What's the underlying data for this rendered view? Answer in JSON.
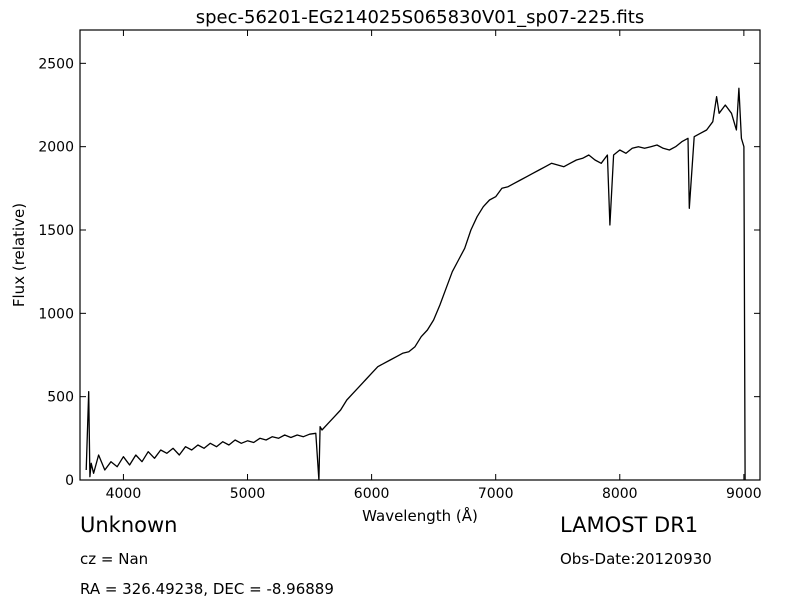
{
  "chart_data": {
    "type": "line",
    "title": "spec-56201-EG214025S065830V01_sp07-225.fits",
    "xlabel": "Wavelength (Å)",
    "ylabel": "Flux (relative)",
    "xlim": [
      3650,
      9130
    ],
    "ylim": [
      0,
      2700
    ],
    "xticks": [
      4000,
      5000,
      6000,
      7000,
      8000,
      9000
    ],
    "yticks": [
      0,
      500,
      1000,
      1500,
      2000,
      2500
    ],
    "grid": false,
    "line_color": "#000000",
    "series": [
      {
        "x": [
          3700,
          3720,
          3730,
          3740,
          3760,
          3800,
          3850,
          3900,
          3950,
          4000,
          4050,
          4100,
          4150,
          4200,
          4250,
          4300,
          4350,
          4400,
          4450,
          4500,
          4550,
          4600,
          4650,
          4700,
          4750,
          4800,
          4850,
          4900,
          4950,
          5000,
          5050,
          5100,
          5150,
          5200,
          5250,
          5300,
          5350,
          5400,
          5450,
          5500,
          5550,
          5575,
          5585,
          5600,
          5650,
          5700,
          5750,
          5800,
          5850,
          5900,
          5950,
          6000,
          6050,
          6100,
          6150,
          6200,
          6250,
          6300,
          6350,
          6400,
          6450,
          6500,
          6550,
          6600,
          6650,
          6700,
          6750,
          6800,
          6850,
          6900,
          6950,
          7000,
          7050,
          7100,
          7150,
          7200,
          7250,
          7300,
          7350,
          7400,
          7450,
          7500,
          7550,
          7600,
          7650,
          7700,
          7750,
          7800,
          7850,
          7900,
          7920,
          7950,
          8000,
          8050,
          8100,
          8150,
          8200,
          8250,
          8300,
          8350,
          8400,
          8450,
          8500,
          8550,
          8560,
          8600,
          8650,
          8700,
          8750,
          8780,
          8800,
          8850,
          8900,
          8940,
          8960,
          8980,
          9000,
          9010
        ],
        "y": [
          60,
          530,
          20,
          100,
          40,
          150,
          60,
          110,
          80,
          140,
          90,
          150,
          110,
          170,
          130,
          180,
          160,
          190,
          150,
          200,
          180,
          210,
          190,
          220,
          200,
          230,
          210,
          240,
          220,
          235,
          225,
          250,
          240,
          260,
          250,
          270,
          255,
          270,
          260,
          275,
          280,
          0,
          320,
          300,
          340,
          380,
          420,
          480,
          520,
          560,
          600,
          640,
          680,
          700,
          720,
          740,
          760,
          770,
          800,
          860,
          900,
          960,
          1050,
          1150,
          1250,
          1320,
          1390,
          1500,
          1580,
          1640,
          1680,
          1700,
          1750,
          1760,
          1780,
          1800,
          1820,
          1840,
          1860,
          1880,
          1900,
          1890,
          1880,
          1900,
          1920,
          1930,
          1950,
          1920,
          1900,
          1950,
          1530,
          1950,
          1980,
          1960,
          1990,
          2000,
          1990,
          2000,
          2010,
          1990,
          1980,
          2000,
          2030,
          2050,
          1630,
          2060,
          2080,
          2100,
          2150,
          2300,
          2200,
          2250,
          2200,
          2100,
          2350,
          2050,
          2000,
          0
        ]
      }
    ]
  },
  "footer": {
    "object_class": "Unknown",
    "survey": "LAMOST DR1",
    "redshift": "cz = Nan",
    "obs_date": "Obs-Date:20120930",
    "coordinates": "RA = 326.49238, DEC = -8.96889"
  }
}
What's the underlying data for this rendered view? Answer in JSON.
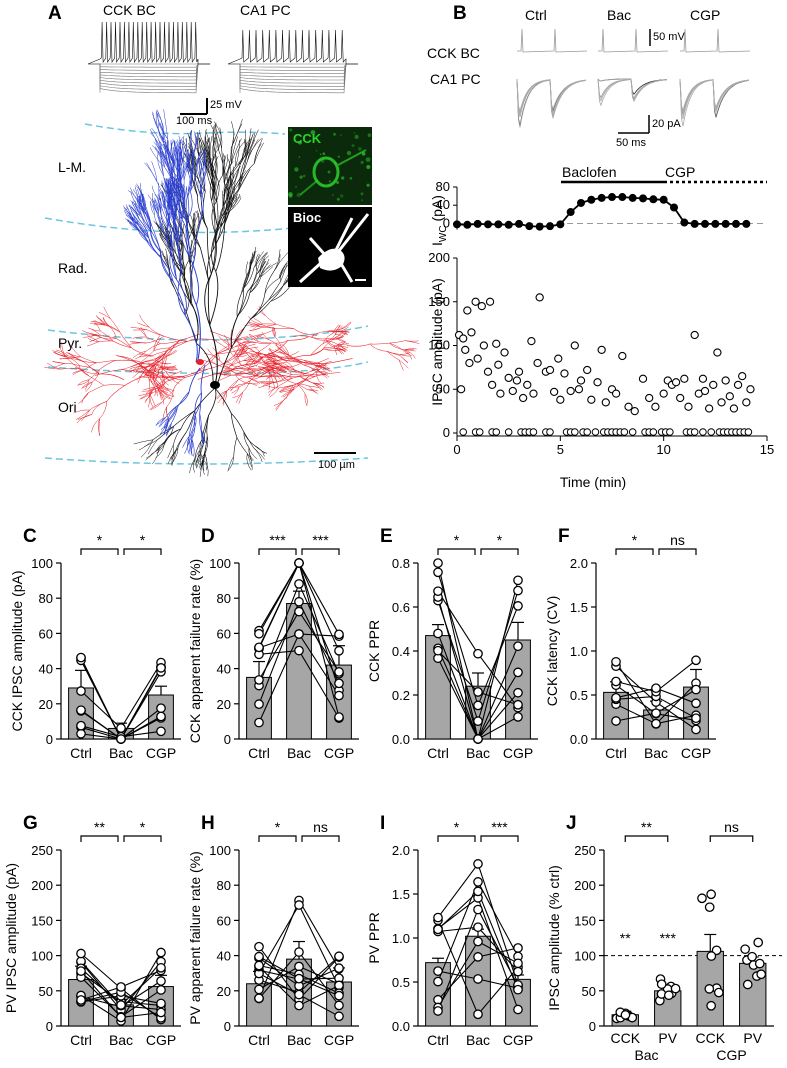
{
  "panelA": {
    "label": "A",
    "trace_titles": [
      "CCK BC",
      "CA1 PC"
    ],
    "scale_v": "25 mV",
    "scale_t": "100 ms",
    "layers": [
      "L-M.",
      "Rad.",
      "Pyr.",
      "Ori"
    ],
    "inset_top": "CCK",
    "inset_bottom": "Bioc",
    "scale_um": "100 µm",
    "colors": {
      "dendrite": "#2b3fcf",
      "axon": "#e8202a",
      "layer_line": "#6ec6de",
      "cck_green": "#2bd12b"
    }
  },
  "panelB": {
    "label": "B",
    "conditions": [
      "Ctrl",
      "Bac",
      "CGP"
    ],
    "row_labels": [
      "CCK BC",
      "CA1 PC"
    ],
    "scale_v": "50 mV",
    "scale_i": "20 pA",
    "scale_t": "50 ms",
    "drug_bars": [
      "Baclofen",
      "CGP"
    ],
    "iwc_ylabel_main": "I",
    "iwc_ylabel_sub": "WC",
    "iwc_ylabel_unit": " (pA)",
    "amp_ylabel": "IPSC amplitude (pA)",
    "xlabel": "Time (min)",
    "iwc_yticks": [
      "80",
      "40",
      "0"
    ],
    "amp_yticks": [
      "200",
      "150",
      "100",
      "50",
      "0"
    ],
    "xticks": [
      "0",
      "5",
      "10",
      "15"
    ]
  },
  "chart_data": [
    {
      "type": "line",
      "panel": "B-Iwc",
      "title": "",
      "xlabel": "Time (min)",
      "ylabel": "IWC (pA)",
      "x": [
        0,
        0.5,
        1,
        1.5,
        2,
        2.5,
        3,
        3.5,
        4,
        4.5,
        5,
        5.5,
        6,
        6.5,
        7,
        7.5,
        8,
        8.5,
        9,
        9.5,
        10,
        10.5,
        11,
        11.5,
        12,
        12.5,
        13,
        13.5,
        14
      ],
      "values": [
        -2,
        -3,
        -1,
        -2,
        -2,
        -3,
        -1,
        -6,
        -7,
        -6,
        -2,
        25,
        45,
        52,
        56,
        58,
        58,
        56,
        55,
        53,
        52,
        35,
        2,
        -1,
        -1,
        -1,
        -1,
        -1,
        -1
      ],
      "xlim": [
        0,
        15
      ],
      "ylim": [
        -10,
        80
      ]
    },
    {
      "type": "scatter",
      "panel": "B-IPSC",
      "title": "",
      "xlabel": "Time (min)",
      "ylabel": "IPSC amplitude (pA)",
      "xlim": [
        0,
        15
      ],
      "ylim": [
        0,
        200
      ],
      "x": [
        0.1,
        0.2,
        0.3,
        0.4,
        0.5,
        0.6,
        0.7,
        0.9,
        1.0,
        1.2,
        1.3,
        1.5,
        1.6,
        1.7,
        1.9,
        2.0,
        2.1,
        2.3,
        2.5,
        2.7,
        2.9,
        3.0,
        3.2,
        3.4,
        3.6,
        3.7,
        3.9,
        4.0,
        4.3,
        4.5,
        4.7,
        4.9,
        5.0,
        5.2,
        5.5,
        5.7,
        5.9,
        6.0,
        6.3,
        6.5,
        6.8,
        7.0,
        7.2,
        7.5,
        7.7,
        8.0,
        8.3,
        8.6,
        9.0,
        9.3,
        9.6,
        10.0,
        10.2,
        10.4,
        10.6,
        10.8,
        11.0,
        11.2,
        11.5,
        11.7,
        11.9,
        12.0,
        12.2,
        12.4,
        12.6,
        12.8,
        13.0,
        13.2,
        13.4,
        13.6,
        13.8,
        14.0,
        14.2
      ],
      "values": [
        112,
        50,
        108,
        95,
        140,
        80,
        115,
        150,
        85,
        145,
        100,
        70,
        150,
        55,
        102,
        78,
        45,
        92,
        63,
        48,
        60,
        70,
        40,
        55,
        105,
        45,
        80,
        155,
        70,
        72,
        47,
        85,
        38,
        68,
        48,
        100,
        50,
        60,
        72,
        38,
        58,
        95,
        35,
        50,
        45,
        88,
        30,
        25,
        62,
        40,
        30,
        45,
        60,
        55,
        58,
        40,
        62,
        30,
        112,
        45,
        62,
        48,
        28,
        55,
        92,
        35,
        60,
        42,
        28,
        55,
        65,
        35,
        50
      ]
    },
    {
      "type": "bar",
      "panel": "C",
      "categories": [
        "Ctrl",
        "Bac",
        "CGP"
      ],
      "values": [
        29,
        6,
        25
      ],
      "errors": [
        10,
        3,
        5
      ],
      "ylabel": "CCK IPSC amplitude (pA)",
      "ylim": [
        0,
        100
      ],
      "significance": [
        "*",
        "*"
      ]
    },
    {
      "type": "bar",
      "panel": "D",
      "categories": [
        "Ctrl",
        "Bac",
        "CGP"
      ],
      "values": [
        35,
        77,
        42
      ],
      "errors": [
        9,
        7,
        11
      ],
      "ylabel": "CCK apparent failure rate (%)",
      "ylim": [
        0,
        100
      ],
      "significance": [
        "***",
        "***"
      ]
    },
    {
      "type": "bar",
      "panel": "E",
      "categories": [
        "Ctrl",
        "Bac",
        "CGP"
      ],
      "values": [
        0.47,
        0.24,
        0.45
      ],
      "errors": [
        0.05,
        0.06,
        0.08
      ],
      "ylabel": "CCK PPR",
      "ylim": [
        0,
        0.8
      ],
      "significance": [
        "*",
        "*"
      ]
    },
    {
      "type": "bar",
      "panel": "F",
      "categories": [
        "Ctrl",
        "Bac",
        "CGP"
      ],
      "values": [
        0.53,
        0.33,
        0.59
      ],
      "errors": [
        0.12,
        0.1,
        0.2
      ],
      "ylabel": "CCK latency (CV)",
      "ylim": [
        0,
        2
      ],
      "significance": [
        "*",
        "ns"
      ]
    },
    {
      "type": "bar",
      "panel": "G",
      "categories": [
        "Ctrl",
        "Bac",
        "CGP"
      ],
      "values": [
        66,
        30,
        56
      ],
      "errors": [
        19,
        8,
        16
      ],
      "ylabel": "PV IPSC amplitude (pA)",
      "ylim": [
        0,
        250
      ],
      "significance": [
        "**",
        "*"
      ]
    },
    {
      "type": "bar",
      "panel": "H",
      "categories": [
        "Ctrl",
        "Bac",
        "CGP"
      ],
      "values": [
        24,
        38,
        25
      ],
      "errors": [
        7,
        10,
        8
      ],
      "ylabel": "PV apparent failure rate (%)",
      "ylim": [
        0,
        100
      ],
      "significance": [
        "*",
        "ns"
      ]
    },
    {
      "type": "bar",
      "panel": "I",
      "categories": [
        "Ctrl",
        "Bac",
        "CGP"
      ],
      "values": [
        0.72,
        1.02,
        0.53
      ],
      "errors": [
        0.05,
        0.08,
        0.05
      ],
      "ylabel": "PV PPR",
      "ylim": [
        0,
        2
      ],
      "significance": [
        "*",
        "***"
      ]
    },
    {
      "type": "bar",
      "panel": "J",
      "categories": [
        "CCK Bac",
        "PV Bac",
        "CCK CGP",
        "PV CGP"
      ],
      "values": [
        16,
        50,
        106,
        89
      ],
      "errors": [
        5,
        5,
        24,
        9
      ],
      "ylabel": "IPSC amplitude (% ctrl)",
      "ylim": [
        0,
        250
      ],
      "significance": [
        "**",
        "ns"
      ],
      "point_significance": [
        "**",
        "***",
        "",
        ""
      ],
      "reference_line": 100
    }
  ],
  "panels": {
    "C": {
      "label": "C",
      "yticks": [
        "100",
        "80",
        "60",
        "40",
        "20",
        "0"
      ]
    },
    "D": {
      "label": "D",
      "yticks": [
        "100",
        "80",
        "60",
        "40",
        "20",
        "0"
      ]
    },
    "E": {
      "label": "E",
      "yticks": [
        "0.8",
        "0.6",
        "0.4",
        "0.2",
        "0.0"
      ]
    },
    "F": {
      "label": "F",
      "yticks": [
        "2.0",
        "1.5",
        "1.0",
        "0.5",
        "0.0"
      ]
    },
    "G": {
      "label": "G",
      "yticks": [
        "250",
        "200",
        "150",
        "100",
        "50",
        "0"
      ]
    },
    "H": {
      "label": "H",
      "yticks": [
        "100",
        "80",
        "60",
        "40",
        "20",
        "0"
      ]
    },
    "I": {
      "label": "I",
      "yticks": [
        "2.0",
        "1.5",
        "1.0",
        "0.5",
        "0.0"
      ]
    },
    "J": {
      "label": "J",
      "yticks": [
        "250",
        "200",
        "150",
        "100",
        "50",
        "0"
      ],
      "xtick_top": [
        "CCK",
        "PV",
        "CCK",
        "PV"
      ],
      "xtick_bottom": [
        "Bac",
        "CGP"
      ]
    }
  }
}
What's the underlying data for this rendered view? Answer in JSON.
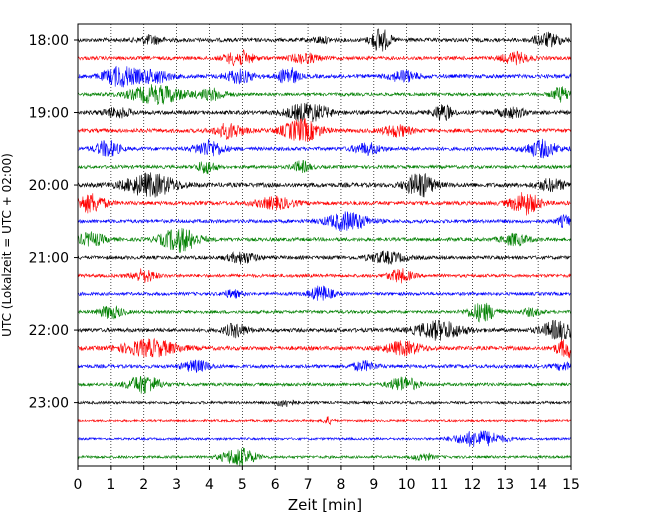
{
  "chart_data": {
    "type": "line",
    "title": "",
    "xlabel": "Zeit  [min]",
    "ylabel": "UTC (Lokalzeit = UTC + 02:00)",
    "xlim": [
      0,
      15
    ],
    "x_ticks": [
      "0",
      "1",
      "2",
      "3",
      "4",
      "5",
      "6",
      "7",
      "8",
      "9",
      "10",
      "11",
      "12",
      "13",
      "14",
      "15"
    ],
    "y_tick_labels": [
      "18:00",
      "19:00",
      "20:00",
      "21:00",
      "22:00",
      "23:00"
    ],
    "y_tick_rows": [
      0,
      4,
      8,
      12,
      16,
      20
    ],
    "grid": "vertical dotted at each minute",
    "row_interval_minutes": 15,
    "start_time": "17:45",
    "colors": [
      "#000000",
      "#ff0000",
      "#0000ff",
      "#008000"
    ],
    "rows": [
      {
        "amp": 0.22,
        "bursts": [
          [
            2.2,
            0.25,
            0.45
          ],
          [
            7.4,
            0.2,
            0.3
          ],
          [
            9.2,
            0.2,
            1.3
          ],
          [
            14.3,
            0.3,
            0.7
          ]
        ]
      },
      {
        "amp": 0.2,
        "bursts": [
          [
            4.9,
            0.3,
            0.8
          ],
          [
            6.9,
            0.3,
            0.5
          ],
          [
            13.3,
            0.3,
            0.6
          ]
        ]
      },
      {
        "amp": 0.22,
        "bursts": [
          [
            1.3,
            0.35,
            1.1
          ],
          [
            2.3,
            0.35,
            0.7
          ],
          [
            4.9,
            0.3,
            0.7
          ],
          [
            6.4,
            0.2,
            1.0
          ],
          [
            9.9,
            0.3,
            0.6
          ]
        ]
      },
      {
        "amp": 0.18,
        "bursts": [
          [
            2.4,
            0.6,
            1.0
          ],
          [
            4.1,
            0.3,
            0.6
          ],
          [
            14.7,
            0.2,
            0.8
          ]
        ]
      },
      {
        "amp": 0.22,
        "bursts": [
          [
            1.2,
            0.3,
            0.5
          ],
          [
            7.0,
            0.45,
            1.0
          ],
          [
            11.1,
            0.2,
            0.9
          ],
          [
            13.2,
            0.3,
            0.5
          ]
        ]
      },
      {
        "amp": 0.22,
        "bursts": [
          [
            4.6,
            0.3,
            0.8
          ],
          [
            6.8,
            0.4,
            1.2
          ],
          [
            9.7,
            0.3,
            0.6
          ]
        ]
      },
      {
        "amp": 0.2,
        "bursts": [
          [
            0.9,
            0.25,
            0.9
          ],
          [
            4.0,
            0.3,
            0.9
          ],
          [
            8.8,
            0.3,
            0.6
          ],
          [
            14.1,
            0.35,
            0.9
          ]
        ]
      },
      {
        "amp": 0.18,
        "bursts": [
          [
            3.9,
            0.2,
            0.7
          ],
          [
            6.8,
            0.2,
            0.6
          ]
        ]
      },
      {
        "amp": 0.25,
        "bursts": [
          [
            2.2,
            0.55,
            1.2
          ],
          [
            10.4,
            0.3,
            1.3
          ],
          [
            14.4,
            0.3,
            0.6
          ]
        ]
      },
      {
        "amp": 0.22,
        "bursts": [
          [
            0.4,
            0.3,
            1.0
          ],
          [
            6.0,
            0.4,
            0.6
          ],
          [
            13.6,
            0.3,
            1.2
          ]
        ]
      },
      {
        "amp": 0.2,
        "bursts": [
          [
            8.2,
            0.45,
            1.0
          ],
          [
            14.8,
            0.15,
            0.6
          ]
        ]
      },
      {
        "amp": 0.2,
        "bursts": [
          [
            0.4,
            0.3,
            0.7
          ],
          [
            3.1,
            0.4,
            1.3
          ],
          [
            13.3,
            0.3,
            0.6
          ]
        ]
      },
      {
        "amp": 0.2,
        "bursts": [
          [
            5.0,
            0.3,
            0.6
          ],
          [
            9.4,
            0.4,
            0.6
          ]
        ]
      },
      {
        "amp": 0.18,
        "bursts": [
          [
            2.0,
            0.25,
            0.7
          ],
          [
            9.8,
            0.25,
            0.7
          ]
        ]
      },
      {
        "amp": 0.18,
        "bursts": [
          [
            7.4,
            0.25,
            0.8
          ],
          [
            4.7,
            0.2,
            0.4
          ]
        ]
      },
      {
        "amp": 0.18,
        "bursts": [
          [
            1.0,
            0.25,
            0.7
          ],
          [
            12.3,
            0.3,
            1.0
          ],
          [
            13.8,
            0.2,
            0.4
          ]
        ]
      },
      {
        "amp": 0.22,
        "bursts": [
          [
            4.8,
            0.25,
            0.7
          ],
          [
            11.0,
            0.5,
            1.0
          ],
          [
            14.6,
            0.35,
            1.0
          ]
        ]
      },
      {
        "amp": 0.22,
        "bursts": [
          [
            2.2,
            0.6,
            0.9
          ],
          [
            9.9,
            0.4,
            0.7
          ],
          [
            14.9,
            0.25,
            1.0
          ]
        ]
      },
      {
        "amp": 0.2,
        "bursts": [
          [
            3.6,
            0.3,
            0.6
          ],
          [
            8.7,
            0.25,
            0.5
          ],
          [
            14.8,
            0.2,
            0.4
          ]
        ]
      },
      {
        "amp": 0.18,
        "bursts": [
          [
            2.0,
            0.35,
            1.0
          ],
          [
            9.9,
            0.3,
            0.8
          ]
        ]
      },
      {
        "amp": 0.15,
        "bursts": [
          [
            6.3,
            0.2,
            0.4
          ]
        ]
      },
      {
        "amp": 0.12,
        "bursts": [
          [
            7.6,
            0.1,
            0.4
          ]
        ]
      },
      {
        "amp": 0.13,
        "bursts": [
          [
            12.2,
            0.5,
            0.9
          ]
        ]
      },
      {
        "amp": 0.15,
        "bursts": [
          [
            4.9,
            0.35,
            1.0
          ],
          [
            10.5,
            0.2,
            0.4
          ]
        ]
      }
    ]
  }
}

*****

YOUR INSTRUCTIONS
Look back over the material above and state how many lines hold the word "rate". Write the number and nothing else.

RESULT OF THIS EXERCISE
2